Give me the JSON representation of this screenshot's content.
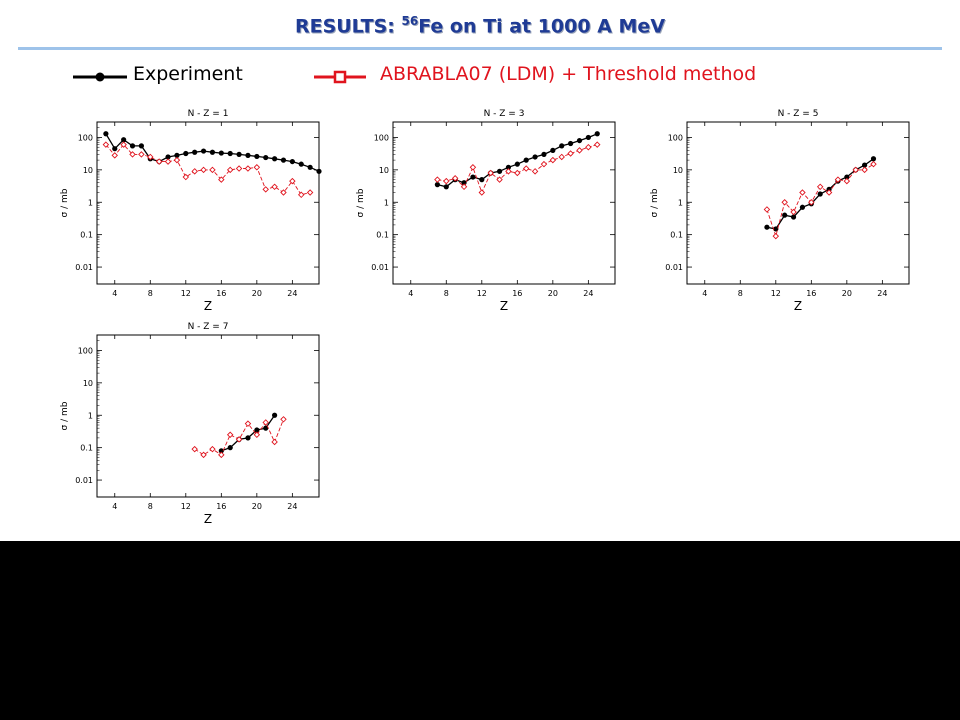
{
  "slide": {
    "title_prefix": "RESULTS: ",
    "title_sup": "56",
    "title_suffix": "Fe on Ti at 1000 A MeV"
  },
  "legend": {
    "experiment": {
      "label": "Experiment",
      "color": "#000000",
      "marker": "filled-circle"
    },
    "model": {
      "label": "ABRABLA07 (LDM) + Threshold method",
      "color": "#e0141e",
      "marker": "open-square"
    }
  },
  "chart_data": [
    {
      "type": "scatter",
      "title": "N - Z = 1",
      "xlabel": "Z",
      "ylabel": "σ / mb",
      "yscale": "log",
      "xlim": [
        2,
        27
      ],
      "ylim": [
        0.003,
        300
      ],
      "xticks": [
        4,
        8,
        12,
        16,
        20,
        24
      ],
      "yticks": [
        {
          "v": 100,
          "l": "100"
        },
        {
          "v": 10,
          "l": "10"
        },
        {
          "v": 1,
          "l": "1"
        },
        {
          "v": 0.1,
          "l": "0.1"
        },
        {
          "v": 0.01,
          "l": "0.01"
        }
      ],
      "series": [
        {
          "name": "Experiment",
          "style": "solid-filled-circle",
          "color": "#000000",
          "points": [
            [
              3,
              130
            ],
            [
              4,
              45
            ],
            [
              5,
              85
            ],
            [
              6,
              55
            ],
            [
              7,
              55
            ],
            [
              8,
              22
            ],
            [
              9,
              18
            ],
            [
              10,
              25
            ],
            [
              11,
              28
            ],
            [
              12,
              32
            ],
            [
              13,
              35
            ],
            [
              14,
              38
            ],
            [
              15,
              35
            ],
            [
              16,
              33
            ],
            [
              17,
              32
            ],
            [
              18,
              30
            ],
            [
              19,
              28
            ],
            [
              20,
              26
            ],
            [
              21,
              24
            ],
            [
              22,
              22
            ],
            [
              23,
              20
            ],
            [
              24,
              18
            ],
            [
              25,
              15
            ],
            [
              26,
              12
            ],
            [
              27,
              9
            ]
          ]
        },
        {
          "name": "ABRABLA07 (LDM) + Threshold method",
          "style": "dashed-open-diamond",
          "color": "#e0141e",
          "points": [
            [
              3,
              60
            ],
            [
              4,
              28
            ],
            [
              5,
              60
            ],
            [
              6,
              30
            ],
            [
              7,
              30
            ],
            [
              8,
              25
            ],
            [
              9,
              18
            ],
            [
              10,
              18
            ],
            [
              11,
              20
            ],
            [
              12,
              6
            ],
            [
              13,
              9
            ],
            [
              14,
              10
            ],
            [
              15,
              10
            ],
            [
              16,
              5
            ],
            [
              17,
              10
            ],
            [
              18,
              11
            ],
            [
              19,
              11
            ],
            [
              20,
              12
            ],
            [
              21,
              2.5
            ],
            [
              22,
              3
            ],
            [
              23,
              2
            ],
            [
              24,
              4.5
            ],
            [
              25,
              1.7
            ],
            [
              26,
              2
            ]
          ]
        }
      ]
    },
    {
      "type": "scatter",
      "title": "N - Z = 3",
      "xlabel": "Z",
      "ylabel": "σ / mb",
      "yscale": "log",
      "xlim": [
        2,
        27
      ],
      "ylim": [
        0.003,
        300
      ],
      "xticks": [
        4,
        8,
        12,
        16,
        20,
        24
      ],
      "yticks": [
        {
          "v": 100,
          "l": "100"
        },
        {
          "v": 10,
          "l": "10"
        },
        {
          "v": 1,
          "l": "1"
        },
        {
          "v": 0.1,
          "l": "0.1"
        },
        {
          "v": 0.01,
          "l": "0.01"
        }
      ],
      "series": [
        {
          "name": "Experiment",
          "style": "solid-filled-circle",
          "color": "#000000",
          "points": [
            [
              7,
              3.5
            ],
            [
              8,
              3
            ],
            [
              9,
              5
            ],
            [
              10,
              4
            ],
            [
              11,
              6
            ],
            [
              12,
              5
            ],
            [
              13,
              8
            ],
            [
              14,
              9
            ],
            [
              15,
              12
            ],
            [
              16,
              15
            ],
            [
              17,
              20
            ],
            [
              18,
              25
            ],
            [
              19,
              30
            ],
            [
              20,
              40
            ],
            [
              21,
              55
            ],
            [
              22,
              65
            ],
            [
              23,
              80
            ],
            [
              24,
              100
            ],
            [
              25,
              130
            ]
          ]
        },
        {
          "name": "ABRABLA07 (LDM) + Threshold method",
          "style": "dashed-open-diamond",
          "color": "#e0141e",
          "points": [
            [
              7,
              5
            ],
            [
              8,
              4.5
            ],
            [
              9,
              5.5
            ],
            [
              10,
              3
            ],
            [
              11,
              12
            ],
            [
              12,
              2
            ],
            [
              13,
              8
            ],
            [
              14,
              5
            ],
            [
              15,
              9
            ],
            [
              16,
              8
            ],
            [
              17,
              11
            ],
            [
              18,
              9
            ],
            [
              19,
              15
            ],
            [
              20,
              20
            ],
            [
              21,
              25
            ],
            [
              22,
              32
            ],
            [
              23,
              40
            ],
            [
              24,
              50
            ],
            [
              25,
              60
            ]
          ]
        }
      ]
    },
    {
      "type": "scatter",
      "title": "N - Z = 5",
      "xlabel": "Z",
      "ylabel": "σ / mb",
      "yscale": "log",
      "xlim": [
        2,
        27
      ],
      "ylim": [
        0.003,
        300
      ],
      "xticks": [
        4,
        8,
        12,
        16,
        20,
        24
      ],
      "yticks": [
        {
          "v": 100,
          "l": "100"
        },
        {
          "v": 10,
          "l": "10"
        },
        {
          "v": 1,
          "l": "1"
        },
        {
          "v": 0.1,
          "l": "0.1"
        },
        {
          "v": 0.01,
          "l": "0.01"
        }
      ],
      "series": [
        {
          "name": "Experiment",
          "style": "solid-filled-circle",
          "color": "#000000",
          "points": [
            [
              11,
              0.17
            ],
            [
              12,
              0.15
            ],
            [
              13,
              0.4
            ],
            [
              14,
              0.35
            ],
            [
              15,
              0.7
            ],
            [
              16,
              0.9
            ],
            [
              17,
              1.8
            ],
            [
              18,
              2.5
            ],
            [
              19,
              4.5
            ],
            [
              20,
              6
            ],
            [
              21,
              10
            ],
            [
              22,
              14
            ],
            [
              23,
              22
            ]
          ]
        },
        {
          "name": "ABRABLA07 (LDM) + Threshold method",
          "style": "dashed-open-diamond",
          "color": "#e0141e",
          "points": [
            [
              11,
              0.6
            ],
            [
              12,
              0.09
            ],
            [
              13,
              1
            ],
            [
              14,
              0.5
            ],
            [
              15,
              2
            ],
            [
              16,
              1
            ],
            [
              17,
              3
            ],
            [
              18,
              2
            ],
            [
              19,
              5
            ],
            [
              20,
              4.5
            ],
            [
              21,
              10
            ],
            [
              22,
              10
            ],
            [
              23,
              15
            ]
          ]
        }
      ]
    },
    {
      "type": "scatter",
      "title": "N - Z = 7",
      "xlabel": "Z",
      "ylabel": "σ / mb",
      "yscale": "log",
      "xlim": [
        2,
        27
      ],
      "ylim": [
        0.003,
        300
      ],
      "xticks": [
        4,
        8,
        12,
        16,
        20,
        24
      ],
      "yticks": [
        {
          "v": 100,
          "l": "100"
        },
        {
          "v": 10,
          "l": "10"
        },
        {
          "v": 1,
          "l": "1"
        },
        {
          "v": 0.1,
          "l": "0.1"
        },
        {
          "v": 0.01,
          "l": "0.01"
        }
      ],
      "series": [
        {
          "name": "Experiment",
          "style": "solid-filled-circle",
          "color": "#000000",
          "points": [
            [
              16,
              0.08
            ],
            [
              17,
              0.1
            ],
            [
              18,
              0.18
            ],
            [
              19,
              0.2
            ],
            [
              20,
              0.35
            ],
            [
              21,
              0.4
            ],
            [
              22,
              1
            ]
          ]
        },
        {
          "name": "ABRABLA07 (LDM) + Threshold method",
          "style": "dashed-open-diamond",
          "color": "#e0141e",
          "points": [
            [
              13,
              0.09
            ],
            [
              14,
              0.06
            ],
            [
              15,
              0.09
            ],
            [
              16,
              0.06
            ],
            [
              17,
              0.25
            ],
            [
              18,
              0.18
            ],
            [
              19,
              0.55
            ],
            [
              20,
              0.25
            ],
            [
              21,
              0.6
            ],
            [
              22,
              0.15
            ],
            [
              23,
              0.75
            ]
          ]
        }
      ]
    }
  ]
}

Task details →
Collect each line containing the string "marker".

Response to this task →
      "marker": "filled-circle"
      "marker": "open-square"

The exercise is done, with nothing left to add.